(Items listed in a dataset)

------------------------------------------------------------------------

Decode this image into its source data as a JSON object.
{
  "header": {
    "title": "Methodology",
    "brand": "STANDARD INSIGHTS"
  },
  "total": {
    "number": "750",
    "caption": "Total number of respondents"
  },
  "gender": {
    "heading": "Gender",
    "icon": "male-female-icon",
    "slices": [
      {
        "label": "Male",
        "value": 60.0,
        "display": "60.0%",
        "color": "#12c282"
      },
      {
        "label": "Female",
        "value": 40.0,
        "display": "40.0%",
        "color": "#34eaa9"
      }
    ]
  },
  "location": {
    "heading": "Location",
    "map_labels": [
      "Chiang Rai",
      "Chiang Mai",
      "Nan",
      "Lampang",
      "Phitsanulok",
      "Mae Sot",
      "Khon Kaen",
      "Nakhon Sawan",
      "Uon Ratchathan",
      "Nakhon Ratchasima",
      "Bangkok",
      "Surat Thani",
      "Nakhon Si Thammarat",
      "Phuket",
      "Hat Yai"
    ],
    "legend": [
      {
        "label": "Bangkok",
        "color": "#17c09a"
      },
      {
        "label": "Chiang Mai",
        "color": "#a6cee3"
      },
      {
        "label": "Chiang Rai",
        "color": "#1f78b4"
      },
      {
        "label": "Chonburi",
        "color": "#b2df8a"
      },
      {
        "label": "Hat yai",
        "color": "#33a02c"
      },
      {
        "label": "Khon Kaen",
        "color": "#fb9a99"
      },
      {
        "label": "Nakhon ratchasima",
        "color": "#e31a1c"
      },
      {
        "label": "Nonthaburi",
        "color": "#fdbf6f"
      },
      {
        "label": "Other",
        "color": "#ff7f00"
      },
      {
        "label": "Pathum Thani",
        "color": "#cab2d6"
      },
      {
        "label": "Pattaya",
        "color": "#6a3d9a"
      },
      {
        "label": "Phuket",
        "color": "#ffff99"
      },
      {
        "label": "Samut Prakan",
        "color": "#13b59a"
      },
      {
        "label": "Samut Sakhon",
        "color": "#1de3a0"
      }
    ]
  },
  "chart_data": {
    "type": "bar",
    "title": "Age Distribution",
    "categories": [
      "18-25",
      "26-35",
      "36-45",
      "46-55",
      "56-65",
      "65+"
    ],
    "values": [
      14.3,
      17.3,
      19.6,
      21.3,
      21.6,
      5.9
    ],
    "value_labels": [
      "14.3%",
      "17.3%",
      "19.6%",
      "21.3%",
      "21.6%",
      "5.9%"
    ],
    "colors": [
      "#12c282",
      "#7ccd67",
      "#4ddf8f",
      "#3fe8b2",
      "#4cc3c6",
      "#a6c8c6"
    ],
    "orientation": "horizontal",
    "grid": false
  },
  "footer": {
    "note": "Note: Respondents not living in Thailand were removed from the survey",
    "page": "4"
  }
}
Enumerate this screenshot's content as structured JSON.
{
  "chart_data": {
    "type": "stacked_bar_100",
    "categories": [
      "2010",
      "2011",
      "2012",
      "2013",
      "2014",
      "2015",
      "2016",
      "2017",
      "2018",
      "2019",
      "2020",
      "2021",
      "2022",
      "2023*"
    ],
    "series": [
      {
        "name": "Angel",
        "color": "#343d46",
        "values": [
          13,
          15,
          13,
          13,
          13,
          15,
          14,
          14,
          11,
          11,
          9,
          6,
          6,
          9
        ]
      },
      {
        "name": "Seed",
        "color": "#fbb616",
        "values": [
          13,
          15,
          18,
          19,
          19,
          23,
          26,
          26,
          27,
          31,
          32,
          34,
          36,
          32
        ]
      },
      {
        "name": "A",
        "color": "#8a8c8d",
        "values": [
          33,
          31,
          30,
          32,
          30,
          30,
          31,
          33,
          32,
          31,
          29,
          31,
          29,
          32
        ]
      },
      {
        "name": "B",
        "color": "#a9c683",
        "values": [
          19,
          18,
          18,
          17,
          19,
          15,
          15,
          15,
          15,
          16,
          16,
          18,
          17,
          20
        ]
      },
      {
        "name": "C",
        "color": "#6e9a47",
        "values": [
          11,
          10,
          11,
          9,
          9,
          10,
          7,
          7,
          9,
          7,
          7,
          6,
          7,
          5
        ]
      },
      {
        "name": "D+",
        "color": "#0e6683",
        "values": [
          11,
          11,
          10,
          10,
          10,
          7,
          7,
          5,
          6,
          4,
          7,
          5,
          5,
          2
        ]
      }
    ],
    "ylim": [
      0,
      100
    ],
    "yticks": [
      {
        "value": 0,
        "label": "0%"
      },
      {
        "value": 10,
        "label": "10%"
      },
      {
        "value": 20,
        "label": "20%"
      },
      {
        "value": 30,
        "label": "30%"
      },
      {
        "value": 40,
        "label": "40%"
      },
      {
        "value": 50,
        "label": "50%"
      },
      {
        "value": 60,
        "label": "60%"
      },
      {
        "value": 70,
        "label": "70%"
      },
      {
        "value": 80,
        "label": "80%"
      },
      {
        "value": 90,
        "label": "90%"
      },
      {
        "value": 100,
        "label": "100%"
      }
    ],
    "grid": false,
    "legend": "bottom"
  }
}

------------------------------------------------------------------------

YOUR TASK: Set down the listing above in full, please, exactly as it appears.

SOLUTION TO THIS EXERCISE:
Decode this image into its source data as a JSON object.
{
  "header": {
    "title": "Methodology",
    "brand": "STANDARD INSIGHTS"
  },
  "total": {
    "number": "750",
    "caption": "Total number of respondents"
  },
  "gender": {
    "heading": "Gender",
    "icon": "male-female-icon",
    "slices": [
      {
        "label": "Male",
        "value": 60.0,
        "display": "60.0%",
        "color": "#12c282"
      },
      {
        "label": "Female",
        "value": 40.0,
        "display": "40.0%",
        "color": "#34eaa9"
      }
    ]
  },
  "location": {
    "heading": "Location",
    "map_labels": [
      "Chiang Rai",
      "Chiang Mai",
      "Nan",
      "Lampang",
      "Phitsanulok",
      "Mae Sot",
      "Khon Kaen",
      "Nakhon Sawan",
      "Uon Ratchathan",
      "Nakhon Ratchasima",
      "Bangkok",
      "Surat Thani",
      "Nakhon Si Thammarat",
      "Phuket",
      "Hat Yai"
    ],
    "legend": [
      {
        "label": "Bangkok",
        "color": "#17c09a"
      },
      {
        "label": "Chiang Mai",
        "color": "#a6cee3"
      },
      {
        "label": "Chiang Rai",
        "color": "#1f78b4"
      },
      {
        "label": "Chonburi",
        "color": "#b2df8a"
      },
      {
        "label": "Hat yai",
        "color": "#33a02c"
      },
      {
        "label": "Khon Kaen",
        "color": "#fb9a99"
      },
      {
        "label": "Nakhon ratchasima",
        "color": "#e31a1c"
      },
      {
        "label": "Nonthaburi",
        "color": "#fdbf6f"
      },
      {
        "label": "Other",
        "color": "#ff7f00"
      },
      {
        "label": "Pathum Thani",
        "color": "#cab2d6"
      },
      {
        "label": "Pattaya",
        "color": "#6a3d9a"
      },
      {
        "label": "Phuket",
        "color": "#ffff99"
      },
      {
        "label": "Samut Prakan",
        "color": "#13b59a"
      },
      {
        "label": "Samut Sakhon",
        "color": "#1de3a0"
      }
    ]
  },
  "chart_data": {
    "type": "bar",
    "title": "Age Distribution",
    "categories": [
      "18-25",
      "26-35",
      "36-45",
      "46-55",
      "56-65",
      "65+"
    ],
    "values": [
      14.3,
      17.3,
      19.6,
      21.3,
      21.6,
      5.9
    ],
    "value_labels": [
      "14.3%",
      "17.3%",
      "19.6%",
      "21.3%",
      "21.6%",
      "5.9%"
    ],
    "colors": [
      "#12c282",
      "#7ccd67",
      "#4ddf8f",
      "#3fe8b2",
      "#4cc3c6",
      "#a6c8c6"
    ],
    "orientation": "horizontal",
    "grid": false
  },
  "footer": {
    "note": "Note: Respondents not living in Thailand were removed from the survey",
    "page": "4"
  }
}
Enumerate this screenshot's content as structured JSON.
{
  "chart_data": {
    "type": "stacked_bar_100",
    "categories": [
      "2010",
      "2011",
      "2012",
      "2013",
      "2014",
      "2015",
      "2016",
      "2017",
      "2018",
      "2019",
      "2020",
      "2021",
      "2022",
      "2023*"
    ],
    "series": [
      {
        "name": "Angel",
        "color": "#343d46",
        "values": [
          13,
          15,
          13,
          13,
          13,
          15,
          14,
          14,
          11,
          11,
          9,
          6,
          6,
          9
        ]
      },
      {
        "name": "Seed",
        "color": "#fbb616",
        "values": [
          13,
          15,
          18,
          19,
          19,
          23,
          26,
          26,
          27,
          31,
          32,
          34,
          36,
          32
        ]
      },
      {
        "name": "A",
        "color": "#8a8c8d",
        "values": [
          33,
          31,
          30,
          32,
          30,
          30,
          31,
          33,
          32,
          31,
          29,
          31,
          29,
          32
        ]
      },
      {
        "name": "B",
        "color": "#a9c683",
        "values": [
          19,
          18,
          18,
          17,
          19,
          15,
          15,
          15,
          15,
          16,
          16,
          18,
          17,
          20
        ]
      },
      {
        "name": "C",
        "color": "#6e9a47",
        "values": [
          11,
          10,
          11,
          9,
          9,
          10,
          7,
          7,
          9,
          7,
          7,
          6,
          7,
          5
        ]
      },
      {
        "name": "D+",
        "color": "#0e6683",
        "values": [
          11,
          11,
          10,
          10,
          10,
          7,
          7,
          5,
          6,
          4,
          7,
          5,
          5,
          2
        ]
      }
    ],
    "ylim": [
      0,
      100
    ],
    "yticks": [
      {
        "value": 0,
        "label": "0%"
      },
      {
        "value": 10,
        "label": "10%"
      },
      {
        "value": 20,
        "label": "20%"
      },
      {
        "value": 30,
        "label": "30%"
      },
      {
        "value": 40,
        "label": "40%"
      },
      {
        "value": 50,
        "label": "50%"
      },
      {
        "value": 60,
        "label": "60%"
      },
      {
        "value": 70,
        "label": "70%"
      },
      {
        "value": 80,
        "label": "80%"
      },
      {
        "value": 90,
        "label": "90%"
      },
      {
        "value": 100,
        "label": "100%"
      }
    ],
    "grid": false,
    "legend": "bottom"
  }
}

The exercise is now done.